◆ Task objective ◆
Pick out each line of the records that includes the string "пространстве", and copy it.

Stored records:
____________
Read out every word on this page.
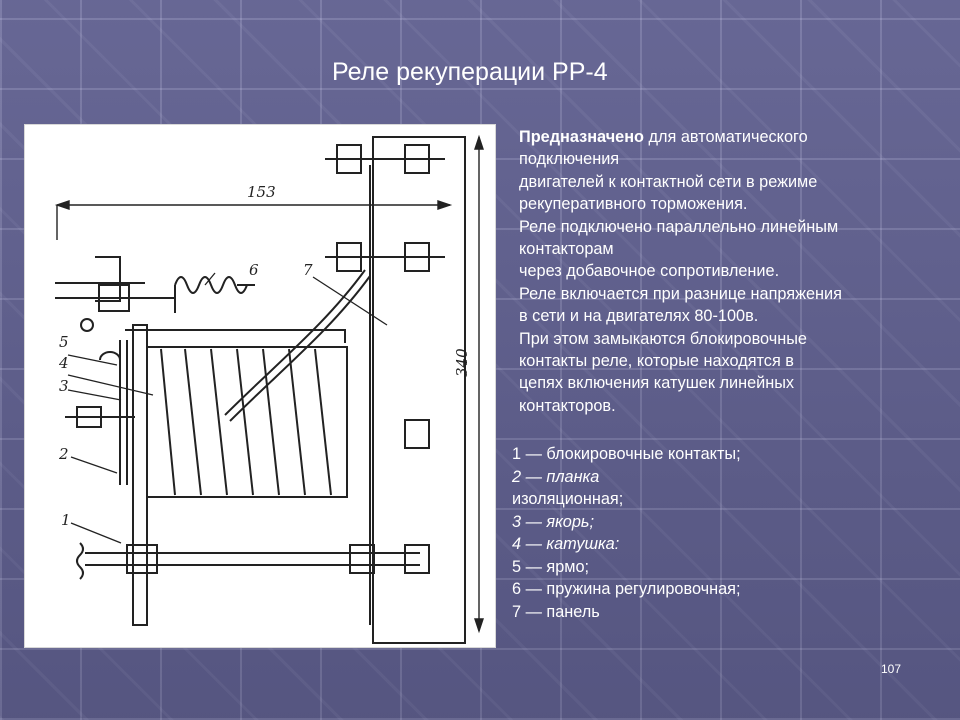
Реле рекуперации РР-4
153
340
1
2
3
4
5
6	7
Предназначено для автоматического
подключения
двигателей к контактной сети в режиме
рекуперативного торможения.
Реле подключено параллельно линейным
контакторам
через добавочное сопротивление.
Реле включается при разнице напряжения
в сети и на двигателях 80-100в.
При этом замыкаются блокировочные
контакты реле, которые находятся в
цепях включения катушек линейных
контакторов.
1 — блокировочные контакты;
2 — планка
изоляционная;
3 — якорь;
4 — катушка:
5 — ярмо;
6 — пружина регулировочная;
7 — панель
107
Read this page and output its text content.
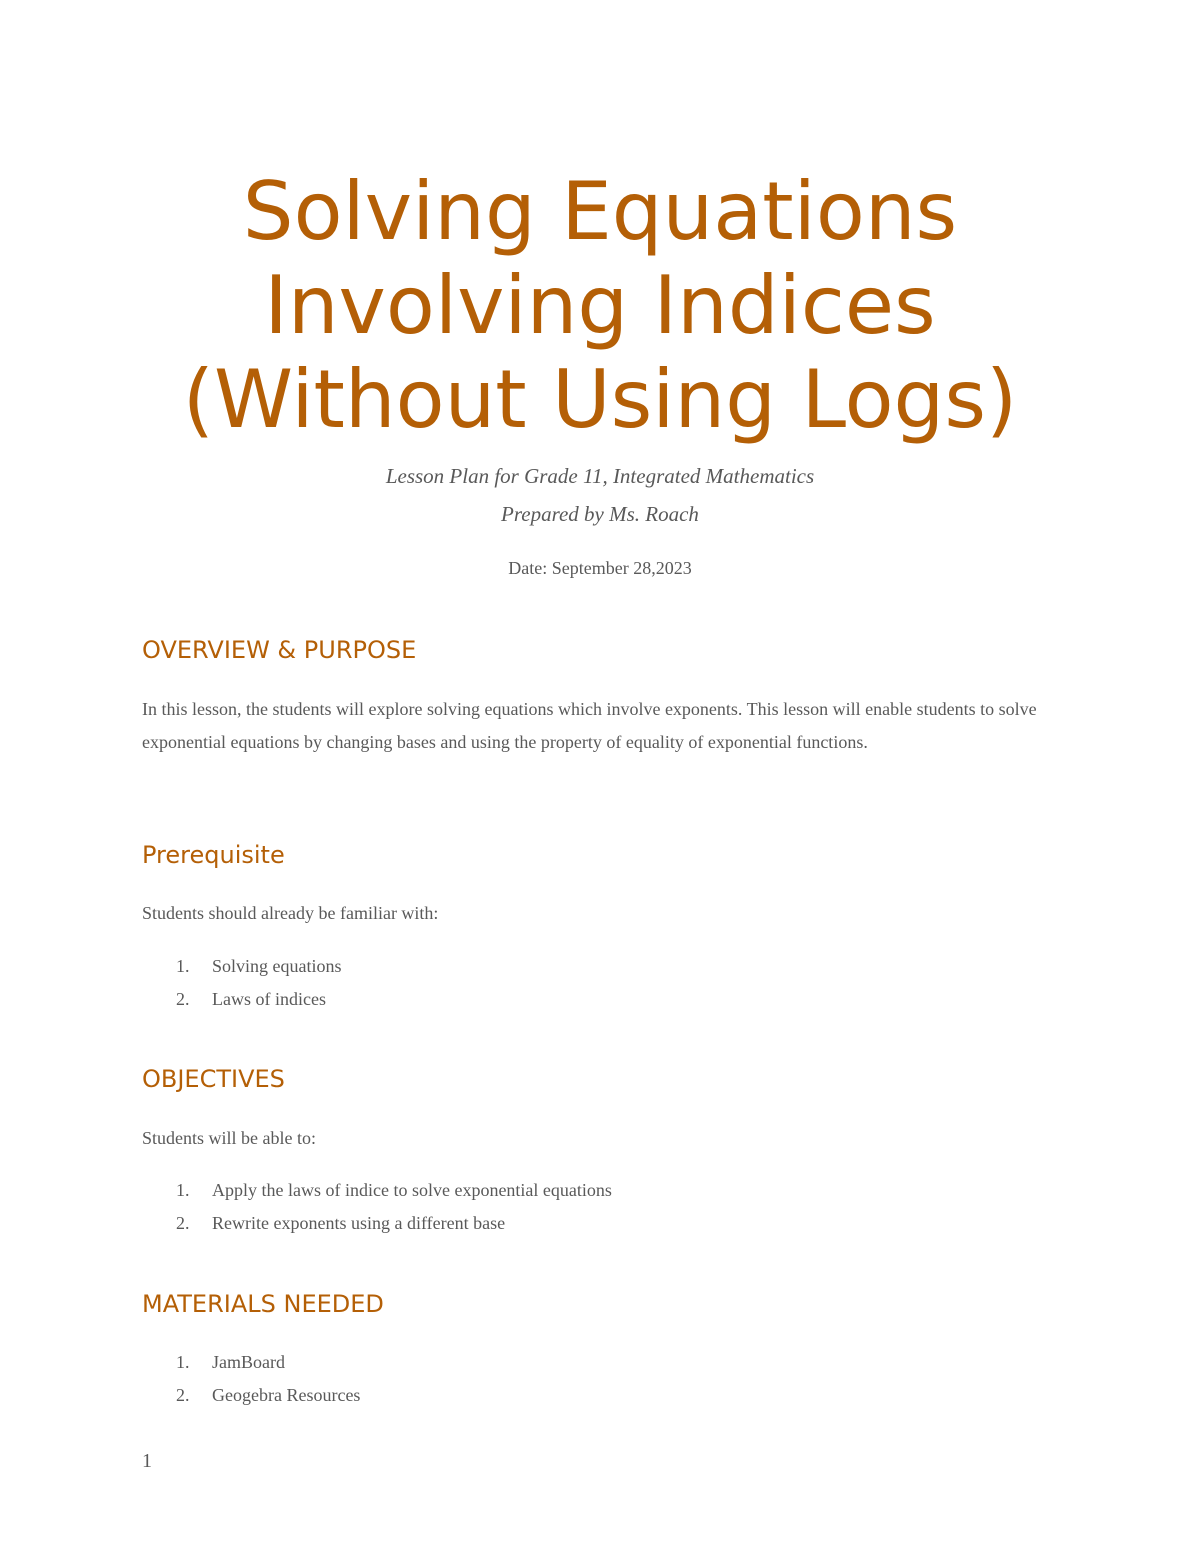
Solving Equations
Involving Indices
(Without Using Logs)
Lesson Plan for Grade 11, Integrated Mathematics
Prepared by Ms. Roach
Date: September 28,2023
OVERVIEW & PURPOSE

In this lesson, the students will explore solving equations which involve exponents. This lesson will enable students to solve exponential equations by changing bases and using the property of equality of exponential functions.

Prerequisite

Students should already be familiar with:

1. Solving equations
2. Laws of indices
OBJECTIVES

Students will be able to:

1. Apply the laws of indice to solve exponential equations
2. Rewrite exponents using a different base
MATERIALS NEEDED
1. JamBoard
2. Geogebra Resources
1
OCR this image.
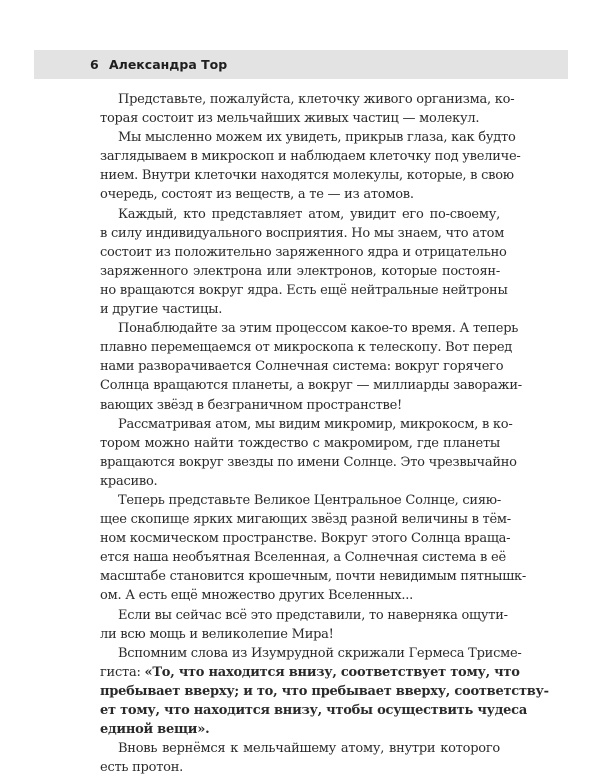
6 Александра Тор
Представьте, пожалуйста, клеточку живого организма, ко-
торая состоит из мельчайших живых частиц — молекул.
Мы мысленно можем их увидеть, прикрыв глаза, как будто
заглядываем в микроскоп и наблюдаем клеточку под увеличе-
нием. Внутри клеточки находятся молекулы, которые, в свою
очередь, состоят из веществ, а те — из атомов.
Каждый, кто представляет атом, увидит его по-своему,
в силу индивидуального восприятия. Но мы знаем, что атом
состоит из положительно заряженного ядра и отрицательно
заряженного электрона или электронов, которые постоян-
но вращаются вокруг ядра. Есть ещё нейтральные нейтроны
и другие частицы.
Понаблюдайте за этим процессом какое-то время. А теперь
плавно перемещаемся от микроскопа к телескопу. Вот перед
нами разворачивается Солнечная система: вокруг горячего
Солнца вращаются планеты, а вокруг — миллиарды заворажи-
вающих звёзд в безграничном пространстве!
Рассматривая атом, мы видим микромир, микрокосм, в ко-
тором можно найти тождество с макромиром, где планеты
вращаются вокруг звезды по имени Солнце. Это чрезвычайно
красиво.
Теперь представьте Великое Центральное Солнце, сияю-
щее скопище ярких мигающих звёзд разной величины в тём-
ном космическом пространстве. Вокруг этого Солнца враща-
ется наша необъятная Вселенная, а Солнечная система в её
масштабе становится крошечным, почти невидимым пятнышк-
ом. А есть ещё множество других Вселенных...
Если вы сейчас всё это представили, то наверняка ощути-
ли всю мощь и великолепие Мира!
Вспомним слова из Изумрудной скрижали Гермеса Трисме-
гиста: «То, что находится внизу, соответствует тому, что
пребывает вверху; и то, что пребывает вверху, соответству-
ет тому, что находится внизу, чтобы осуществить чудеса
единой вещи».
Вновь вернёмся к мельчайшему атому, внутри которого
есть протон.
____________
◆ Complete answer ◆
вающих звёзд в безграничном пространстве!
ном космическом пространстве. Вокруг этого Солнца враща-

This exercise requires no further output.